**BRIEF:** Work out how many lines of the data hold the string "Aircraft", and reply with that number alone.

Items listed in a dataset
>> BEGIN
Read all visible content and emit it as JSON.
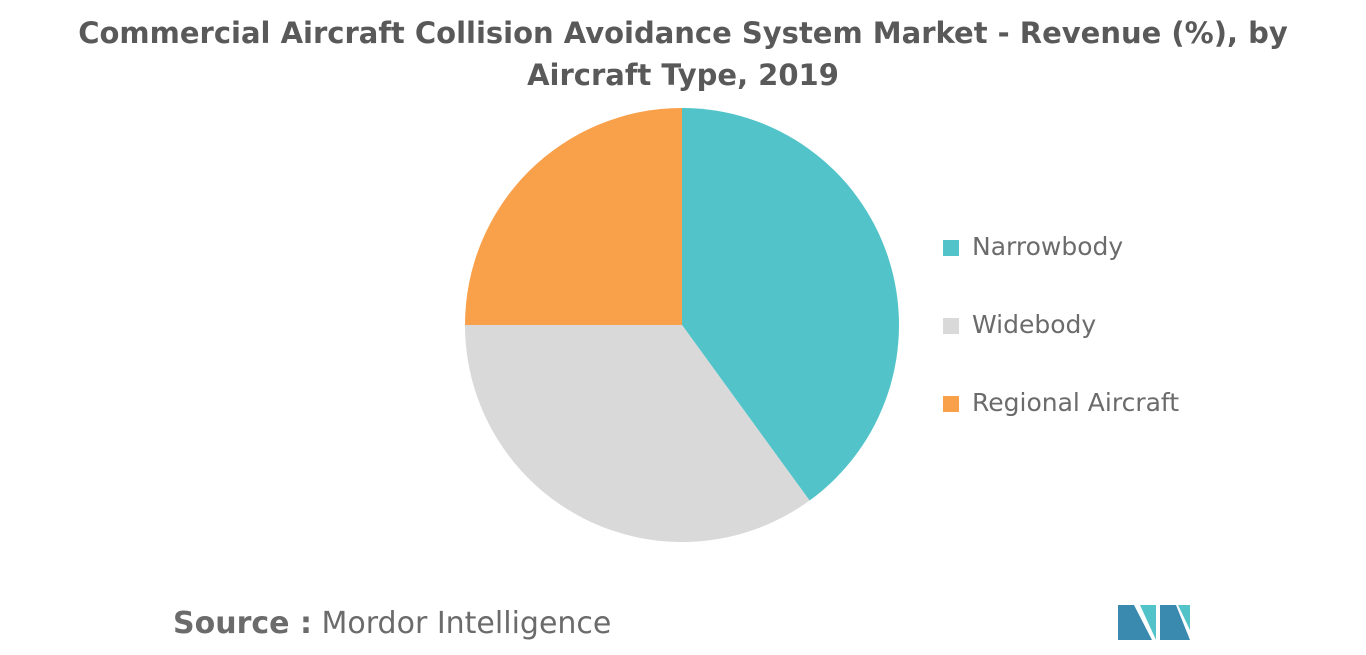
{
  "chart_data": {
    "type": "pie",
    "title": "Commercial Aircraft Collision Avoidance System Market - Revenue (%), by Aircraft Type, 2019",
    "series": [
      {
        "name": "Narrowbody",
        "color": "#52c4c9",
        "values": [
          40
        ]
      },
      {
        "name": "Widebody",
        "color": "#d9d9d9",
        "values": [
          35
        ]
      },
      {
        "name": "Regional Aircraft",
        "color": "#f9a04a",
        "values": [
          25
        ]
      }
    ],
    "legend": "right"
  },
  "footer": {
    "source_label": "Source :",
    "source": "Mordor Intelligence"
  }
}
>> END
**SOLUTION TO THIS PROBLEM:** 2